▶ EXERCISE DESCRIPTION:
Copy the records below exactly as they are written.

— BEGIN EXCERPTED DATA —

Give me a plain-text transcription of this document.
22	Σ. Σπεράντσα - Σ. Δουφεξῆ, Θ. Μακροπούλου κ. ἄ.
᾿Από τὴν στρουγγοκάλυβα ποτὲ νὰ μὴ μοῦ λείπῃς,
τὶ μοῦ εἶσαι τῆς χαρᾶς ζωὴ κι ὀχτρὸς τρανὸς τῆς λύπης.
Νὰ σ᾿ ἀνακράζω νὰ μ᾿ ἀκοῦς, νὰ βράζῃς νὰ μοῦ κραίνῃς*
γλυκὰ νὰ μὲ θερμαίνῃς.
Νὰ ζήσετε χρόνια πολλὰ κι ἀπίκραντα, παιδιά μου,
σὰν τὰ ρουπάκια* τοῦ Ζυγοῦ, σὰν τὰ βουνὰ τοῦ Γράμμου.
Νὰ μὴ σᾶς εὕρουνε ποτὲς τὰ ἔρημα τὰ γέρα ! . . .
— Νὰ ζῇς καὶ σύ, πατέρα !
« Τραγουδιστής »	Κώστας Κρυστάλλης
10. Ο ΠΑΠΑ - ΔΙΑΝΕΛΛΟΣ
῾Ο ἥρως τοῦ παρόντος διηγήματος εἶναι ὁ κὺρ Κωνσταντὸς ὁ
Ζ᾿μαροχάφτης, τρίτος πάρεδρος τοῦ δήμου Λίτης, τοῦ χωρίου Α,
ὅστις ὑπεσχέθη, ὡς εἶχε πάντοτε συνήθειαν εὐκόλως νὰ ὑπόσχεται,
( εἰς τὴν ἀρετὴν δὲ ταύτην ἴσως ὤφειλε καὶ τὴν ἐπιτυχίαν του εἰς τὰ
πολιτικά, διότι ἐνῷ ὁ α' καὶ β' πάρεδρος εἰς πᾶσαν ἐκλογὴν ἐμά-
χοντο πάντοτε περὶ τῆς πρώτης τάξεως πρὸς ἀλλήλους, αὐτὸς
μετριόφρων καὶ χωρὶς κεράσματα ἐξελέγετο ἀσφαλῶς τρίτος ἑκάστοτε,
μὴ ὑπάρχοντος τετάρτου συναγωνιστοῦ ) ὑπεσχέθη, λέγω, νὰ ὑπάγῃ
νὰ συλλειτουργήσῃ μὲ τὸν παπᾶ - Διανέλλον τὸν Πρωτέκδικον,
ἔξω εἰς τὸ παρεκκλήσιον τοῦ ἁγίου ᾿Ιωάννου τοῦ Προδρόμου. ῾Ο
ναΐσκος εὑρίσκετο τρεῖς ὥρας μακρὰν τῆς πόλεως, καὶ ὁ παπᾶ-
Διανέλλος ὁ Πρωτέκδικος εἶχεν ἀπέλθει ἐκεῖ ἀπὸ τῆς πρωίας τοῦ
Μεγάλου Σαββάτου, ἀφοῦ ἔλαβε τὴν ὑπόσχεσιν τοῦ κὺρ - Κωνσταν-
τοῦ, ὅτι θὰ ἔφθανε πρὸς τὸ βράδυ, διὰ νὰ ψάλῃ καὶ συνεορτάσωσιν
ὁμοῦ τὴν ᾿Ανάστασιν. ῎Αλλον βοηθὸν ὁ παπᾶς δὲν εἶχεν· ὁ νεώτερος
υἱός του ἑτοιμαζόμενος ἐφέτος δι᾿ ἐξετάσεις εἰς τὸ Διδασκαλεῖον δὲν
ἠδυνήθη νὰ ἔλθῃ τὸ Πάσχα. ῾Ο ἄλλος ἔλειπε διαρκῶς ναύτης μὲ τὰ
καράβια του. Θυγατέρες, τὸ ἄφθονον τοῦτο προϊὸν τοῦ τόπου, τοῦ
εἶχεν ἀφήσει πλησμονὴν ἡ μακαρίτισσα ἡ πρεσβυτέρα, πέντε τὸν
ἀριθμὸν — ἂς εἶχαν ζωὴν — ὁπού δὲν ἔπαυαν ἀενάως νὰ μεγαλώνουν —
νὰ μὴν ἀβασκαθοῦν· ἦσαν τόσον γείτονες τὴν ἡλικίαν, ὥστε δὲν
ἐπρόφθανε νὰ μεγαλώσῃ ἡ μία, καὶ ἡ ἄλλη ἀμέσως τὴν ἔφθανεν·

— END EXCERPTED DATA —

▶ WRITTEN ANSWER:
Give me a plain-text transcription of this document.
22	Σ. Σπεράντσα - Σ. Δουφεξῆ, Θ. Μακροπούλου κ. ἄ.
᾿Από τὴν στρουγγοκάλυβα ποτὲ νὰ μὴ μοῦ λείπῃς,
τὶ μοῦ εἶσαι τῆς χαρᾶς ζωὴ κι ὀχτρὸς τρανὸς τῆς λύπης.
Νὰ σ᾿ ἀνακράζω νὰ μ᾿ ἀκοῦς, νὰ βράζῃς νὰ μοῦ κραίνῃς*
γλυκὰ νὰ μὲ θερμαίνῃς.
Νὰ ζήσετε χρόνια πολλὰ κι ἀπίκραντα, παιδιά μου,
σὰν τὰ ρουπάκια* τοῦ Ζυγοῦ, σὰν τὰ βουνὰ τοῦ Γράμμου.
Νὰ μὴ σᾶς εὕρουνε ποτὲς τὰ ἔρημα τὰ γέρα ! . . .
— Νὰ ζῇς καὶ σύ, πατέρα !
« Τραγουδιστής »	Κώστας Κρυστάλλης
10. Ο ΠΑΠΑ - ΔΙΑΝΕΛΛΟΣ
῾Ο ἥρως τοῦ παρόντος διηγήματος εἶναι ὁ κὺρ Κωνσταντὸς ὁ
Ζ᾿μαροχάφτης, τρίτος πάρεδρος τοῦ δήμου Λίτης, τοῦ χωρίου Α,
ὅστις ὑπεσχέθη, ὡς εἶχε πάντοτε συνήθειαν εὐκόλως νὰ ὑπόσχεται,
( εἰς τὴν ἀρετὴν δὲ ταύτην ἴσως ὤφειλε καὶ τὴν ἐπιτυχίαν του εἰς τὰ
πολιτικά, διότι ἐνῷ ὁ α' καὶ β' πάρεδρος εἰς πᾶσαν ἐκλογὴν ἐμά-
χοντο πάντοτε περὶ τῆς πρώτης τάξεως πρὸς ἀλλήλους, αὐτὸς
μετριόφρων καὶ χωρὶς κεράσματα ἐξελέγετο ἀσφαλῶς τρίτος ἑκάστοτε,
μὴ ὑπάρχοντος τετάρτου συναγωνιστοῦ ) ὑπεσχέθη, λέγω, νὰ ὑπάγῃ
νὰ συλλειτουργήσῃ μὲ τὸν παπᾶ - Διανέλλον τὸν Πρωτέκδικον,
ἔξω εἰς τὸ παρεκκλήσιον τοῦ ἁγίου ᾿Ιωάννου τοῦ Προδρόμου. ῾Ο
ναΐσκος εὑρίσκετο τρεῖς ὥρας μακρὰν τῆς πόλεως, καὶ ὁ παπᾶ-
Διανέλλος ὁ Πρωτέκδικος εἶχεν ἀπέλθει ἐκεῖ ἀπὸ τῆς πρωίας τοῦ
Μεγάλου Σαββάτου, ἀφοῦ ἔλαβε τὴν ὑπόσχεσιν τοῦ κὺρ - Κωνσταν-
τοῦ, ὅτι θὰ ἔφθανε πρὸς τὸ βράδυ, διὰ νὰ ψάλῃ καὶ συνεορτάσωσιν
ὁμοῦ τὴν ᾿Ανάστασιν. ῎Αλλον βοηθὸν ὁ παπᾶς δὲν εἶχεν· ὁ νεώτερος
υἱός του ἑτοιμαζόμενος ἐφέτος δι᾿ ἐξετάσεις εἰς τὸ Διδασκαλεῖον δὲν
ἠδυνήθη νὰ ἔλθῃ τὸ Πάσχα. ῾Ο ἄλλος ἔλειπε διαρκῶς ναύτης μὲ τὰ
καράβια του. Θυγατέρες, τὸ ἄφθονον τοῦτο προϊὸν τοῦ τόπου, τοῦ
εἶχεν ἀφήσει πλησμονὴν ἡ μακαρίτισσα ἡ πρεσβυτέρα, πέντε τὸν
ἀριθμὸν — ἂς εἶχαν ζωὴν — ὁπού δὲν ἔπαυαν ἀενάως νὰ μεγαλώνουν —
νὰ μὴν ἀβασκαθοῦν· ἦσαν τόσον γείτονες τὴν ἡλικίαν, ὥστε δὲν
ἐπρόφθανε νὰ μεγαλώσῃ ἡ μία, καὶ ἡ ἄλλη ἀμέσως τὴν ἔφθανεν·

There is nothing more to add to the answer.